Written instruction -
Rewrite the lines from the one with "clock-date: 07-11-2022 [1157,663,1203,673]" up to and including the one with "task-view-icon[interactable] [499,653,516,670]", changing "interactable" to "clickable" and leaving everything else as it is.

— Start of Available data —

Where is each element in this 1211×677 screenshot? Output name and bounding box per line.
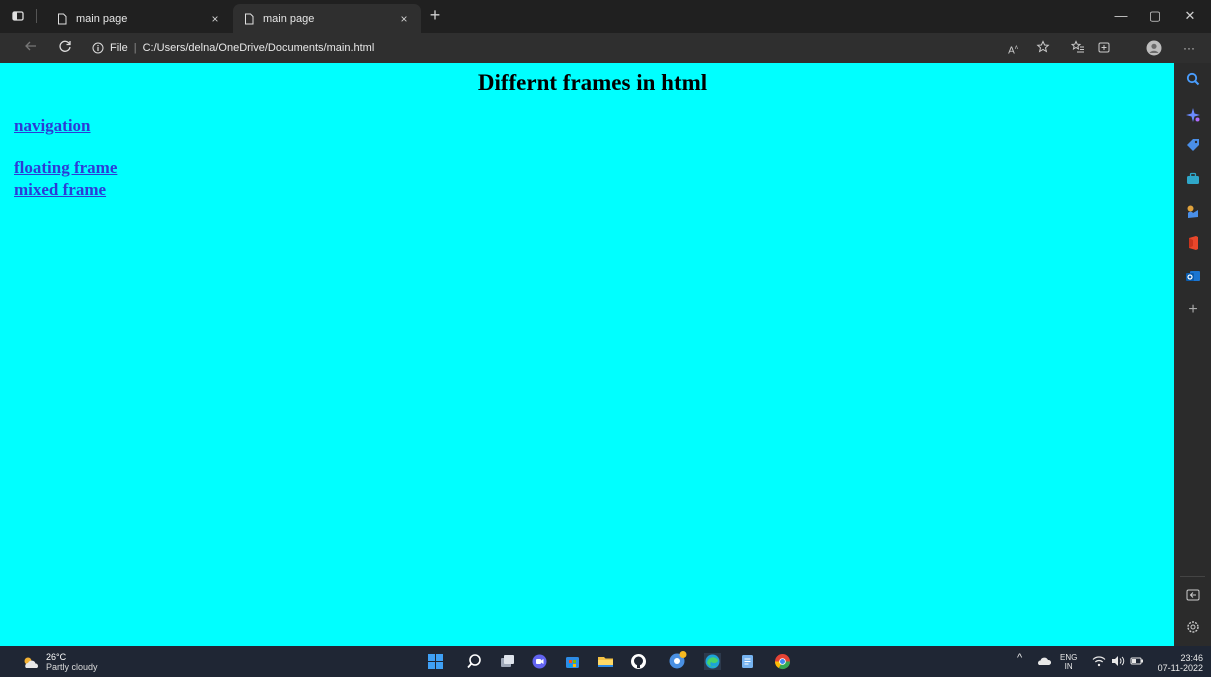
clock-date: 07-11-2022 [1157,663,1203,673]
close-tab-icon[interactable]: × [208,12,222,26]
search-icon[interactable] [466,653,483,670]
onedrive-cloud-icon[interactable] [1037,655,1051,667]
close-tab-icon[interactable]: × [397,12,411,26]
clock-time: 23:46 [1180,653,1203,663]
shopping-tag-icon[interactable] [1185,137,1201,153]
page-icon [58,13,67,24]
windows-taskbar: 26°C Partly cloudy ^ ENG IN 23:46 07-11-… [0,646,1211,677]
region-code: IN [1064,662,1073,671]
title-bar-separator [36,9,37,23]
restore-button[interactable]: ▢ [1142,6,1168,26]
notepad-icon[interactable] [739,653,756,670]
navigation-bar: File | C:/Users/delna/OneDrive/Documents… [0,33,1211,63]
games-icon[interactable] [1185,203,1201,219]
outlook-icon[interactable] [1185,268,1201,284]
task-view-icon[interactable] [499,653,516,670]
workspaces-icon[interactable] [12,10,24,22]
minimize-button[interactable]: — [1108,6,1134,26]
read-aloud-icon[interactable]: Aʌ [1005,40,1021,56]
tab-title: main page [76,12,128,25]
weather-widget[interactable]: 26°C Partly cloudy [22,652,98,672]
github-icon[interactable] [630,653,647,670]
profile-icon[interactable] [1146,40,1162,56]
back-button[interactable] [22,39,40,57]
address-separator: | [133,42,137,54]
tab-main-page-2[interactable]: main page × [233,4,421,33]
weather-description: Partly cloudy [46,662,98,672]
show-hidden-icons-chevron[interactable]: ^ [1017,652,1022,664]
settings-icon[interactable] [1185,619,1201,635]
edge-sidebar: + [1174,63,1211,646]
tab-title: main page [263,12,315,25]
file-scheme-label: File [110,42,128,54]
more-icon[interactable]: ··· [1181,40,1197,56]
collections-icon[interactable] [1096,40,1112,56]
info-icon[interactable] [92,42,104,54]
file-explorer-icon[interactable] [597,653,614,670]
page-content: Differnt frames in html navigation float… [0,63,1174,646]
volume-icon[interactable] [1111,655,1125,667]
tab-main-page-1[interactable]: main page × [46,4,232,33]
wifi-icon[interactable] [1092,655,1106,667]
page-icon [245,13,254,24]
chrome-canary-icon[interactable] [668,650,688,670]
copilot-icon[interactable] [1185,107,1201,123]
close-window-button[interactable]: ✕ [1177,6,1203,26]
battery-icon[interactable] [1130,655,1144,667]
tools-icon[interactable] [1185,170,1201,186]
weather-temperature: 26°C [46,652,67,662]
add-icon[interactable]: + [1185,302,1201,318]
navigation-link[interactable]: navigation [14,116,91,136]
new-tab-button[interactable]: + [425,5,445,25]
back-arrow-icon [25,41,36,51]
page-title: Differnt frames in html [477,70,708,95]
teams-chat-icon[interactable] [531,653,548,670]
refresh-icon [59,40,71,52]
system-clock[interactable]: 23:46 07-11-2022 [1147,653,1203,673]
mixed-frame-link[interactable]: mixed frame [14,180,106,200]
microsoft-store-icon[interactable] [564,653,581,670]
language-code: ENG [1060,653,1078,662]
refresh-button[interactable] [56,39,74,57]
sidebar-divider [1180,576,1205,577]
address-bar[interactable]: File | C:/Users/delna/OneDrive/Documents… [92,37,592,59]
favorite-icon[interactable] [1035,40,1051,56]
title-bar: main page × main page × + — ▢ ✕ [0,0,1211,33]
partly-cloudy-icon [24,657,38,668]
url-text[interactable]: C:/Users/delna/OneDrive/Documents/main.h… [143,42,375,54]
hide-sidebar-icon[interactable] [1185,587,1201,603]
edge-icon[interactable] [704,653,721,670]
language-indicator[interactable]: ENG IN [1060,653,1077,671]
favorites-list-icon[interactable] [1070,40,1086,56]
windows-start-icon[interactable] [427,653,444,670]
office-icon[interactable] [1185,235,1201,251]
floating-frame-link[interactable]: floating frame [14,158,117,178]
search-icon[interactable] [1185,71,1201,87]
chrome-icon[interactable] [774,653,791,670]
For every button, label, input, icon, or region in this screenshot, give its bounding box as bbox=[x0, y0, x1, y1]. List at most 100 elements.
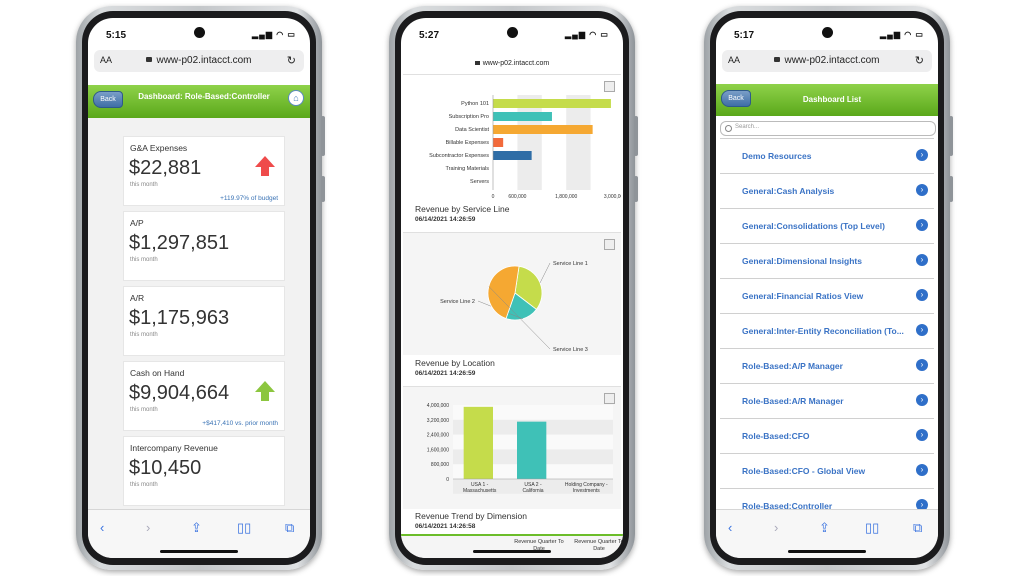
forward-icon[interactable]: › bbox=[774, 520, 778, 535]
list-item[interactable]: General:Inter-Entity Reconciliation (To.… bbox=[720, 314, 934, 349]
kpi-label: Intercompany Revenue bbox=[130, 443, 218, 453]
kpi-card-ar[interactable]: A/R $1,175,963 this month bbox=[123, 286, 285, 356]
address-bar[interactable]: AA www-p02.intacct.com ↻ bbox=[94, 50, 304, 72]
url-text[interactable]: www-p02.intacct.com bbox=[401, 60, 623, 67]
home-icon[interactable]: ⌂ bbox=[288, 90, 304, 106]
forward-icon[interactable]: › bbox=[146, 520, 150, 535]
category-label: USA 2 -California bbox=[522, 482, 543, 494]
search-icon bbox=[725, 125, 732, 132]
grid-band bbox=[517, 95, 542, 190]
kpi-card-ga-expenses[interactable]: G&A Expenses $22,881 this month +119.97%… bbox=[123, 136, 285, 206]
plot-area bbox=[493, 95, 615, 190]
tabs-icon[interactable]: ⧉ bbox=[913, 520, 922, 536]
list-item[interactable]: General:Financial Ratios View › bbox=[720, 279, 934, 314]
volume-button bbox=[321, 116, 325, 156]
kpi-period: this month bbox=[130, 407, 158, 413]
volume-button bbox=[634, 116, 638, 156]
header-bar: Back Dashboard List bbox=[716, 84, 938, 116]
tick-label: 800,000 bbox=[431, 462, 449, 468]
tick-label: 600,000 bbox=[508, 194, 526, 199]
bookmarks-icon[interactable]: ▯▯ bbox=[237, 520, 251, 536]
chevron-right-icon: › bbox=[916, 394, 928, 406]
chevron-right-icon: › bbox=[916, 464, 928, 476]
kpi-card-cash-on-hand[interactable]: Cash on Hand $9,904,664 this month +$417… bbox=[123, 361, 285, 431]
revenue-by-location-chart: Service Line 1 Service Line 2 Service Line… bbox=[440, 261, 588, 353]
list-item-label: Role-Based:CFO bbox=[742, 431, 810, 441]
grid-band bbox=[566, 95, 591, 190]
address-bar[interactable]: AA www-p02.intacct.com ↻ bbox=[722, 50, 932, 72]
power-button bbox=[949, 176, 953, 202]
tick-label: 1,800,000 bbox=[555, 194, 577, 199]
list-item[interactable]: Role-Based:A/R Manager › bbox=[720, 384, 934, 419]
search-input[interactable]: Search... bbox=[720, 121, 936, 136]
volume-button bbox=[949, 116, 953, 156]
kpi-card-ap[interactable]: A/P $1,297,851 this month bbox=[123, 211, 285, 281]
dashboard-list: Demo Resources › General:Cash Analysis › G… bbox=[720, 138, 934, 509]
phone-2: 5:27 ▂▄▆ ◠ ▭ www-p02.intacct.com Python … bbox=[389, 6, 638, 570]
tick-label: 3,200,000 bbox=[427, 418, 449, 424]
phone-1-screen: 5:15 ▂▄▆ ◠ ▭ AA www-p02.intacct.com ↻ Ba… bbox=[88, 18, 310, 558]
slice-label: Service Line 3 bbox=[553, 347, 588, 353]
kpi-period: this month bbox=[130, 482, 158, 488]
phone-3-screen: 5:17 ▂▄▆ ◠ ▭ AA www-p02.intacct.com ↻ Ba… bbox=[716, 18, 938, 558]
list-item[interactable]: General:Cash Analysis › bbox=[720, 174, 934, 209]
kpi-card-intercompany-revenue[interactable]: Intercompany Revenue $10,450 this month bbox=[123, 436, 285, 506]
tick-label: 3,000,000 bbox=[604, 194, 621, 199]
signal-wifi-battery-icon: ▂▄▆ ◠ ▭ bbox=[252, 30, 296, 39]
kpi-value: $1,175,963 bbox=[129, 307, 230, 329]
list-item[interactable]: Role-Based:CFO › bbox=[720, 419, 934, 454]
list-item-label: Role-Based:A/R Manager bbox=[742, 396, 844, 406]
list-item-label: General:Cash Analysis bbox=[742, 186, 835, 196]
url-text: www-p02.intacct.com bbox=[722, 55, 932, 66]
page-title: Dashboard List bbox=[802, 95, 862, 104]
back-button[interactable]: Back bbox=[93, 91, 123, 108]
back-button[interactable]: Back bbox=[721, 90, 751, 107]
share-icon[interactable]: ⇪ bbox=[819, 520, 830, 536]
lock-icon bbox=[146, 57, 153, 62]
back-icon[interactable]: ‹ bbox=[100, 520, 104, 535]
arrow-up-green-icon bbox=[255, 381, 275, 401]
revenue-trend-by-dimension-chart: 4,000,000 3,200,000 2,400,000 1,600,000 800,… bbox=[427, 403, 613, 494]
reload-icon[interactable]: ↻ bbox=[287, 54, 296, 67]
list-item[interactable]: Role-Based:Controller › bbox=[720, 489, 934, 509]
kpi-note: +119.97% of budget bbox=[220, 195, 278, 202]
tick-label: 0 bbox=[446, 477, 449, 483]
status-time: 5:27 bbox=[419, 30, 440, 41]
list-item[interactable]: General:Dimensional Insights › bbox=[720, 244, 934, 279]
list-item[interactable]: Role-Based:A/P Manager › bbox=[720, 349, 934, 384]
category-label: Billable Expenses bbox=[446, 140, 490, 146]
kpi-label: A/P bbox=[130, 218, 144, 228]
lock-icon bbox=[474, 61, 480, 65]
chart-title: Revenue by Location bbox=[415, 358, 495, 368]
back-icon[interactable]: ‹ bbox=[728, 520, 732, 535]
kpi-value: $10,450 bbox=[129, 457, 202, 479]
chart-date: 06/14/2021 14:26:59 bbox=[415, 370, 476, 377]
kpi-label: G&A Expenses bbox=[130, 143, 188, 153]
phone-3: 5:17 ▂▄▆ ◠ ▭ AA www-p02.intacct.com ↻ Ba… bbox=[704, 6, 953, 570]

— End of Available data —

Result -
clock-date: 07-11-2022 [1157,663,1203,673]
close-tab-icon[clickable]: × [208,12,222,26]
search-icon[clickable] [466,653,483,670]
onedrive-cloud-icon[clickable] [1037,655,1051,667]
close-tab-icon[clickable]: × [397,12,411,26]
clock-time: 23:46 [1180,653,1203,663]
shopping-tag-icon[clickable] [1185,137,1201,153]
page-icon [58,13,67,24]
windows-taskbar: 26°C Partly cloudy ^ ENG IN 23:46 07-11-… [0,646,1211,677]
region-code: IN [1064,662,1073,671]
title-bar-separator [36,9,37,23]
restore-button[clickable]: ▢ [1142,6,1168,26]
notepad-icon[clickable] [739,653,756,670]
navigation-bar: File | C:/Users/delna/OneDrive/Documents… [0,33,1211,63]
games-icon[clickable] [1185,203,1201,219]
outlook-icon[clickable] [1185,268,1201,284]
task-view-icon[clickable] [499,653,516,670]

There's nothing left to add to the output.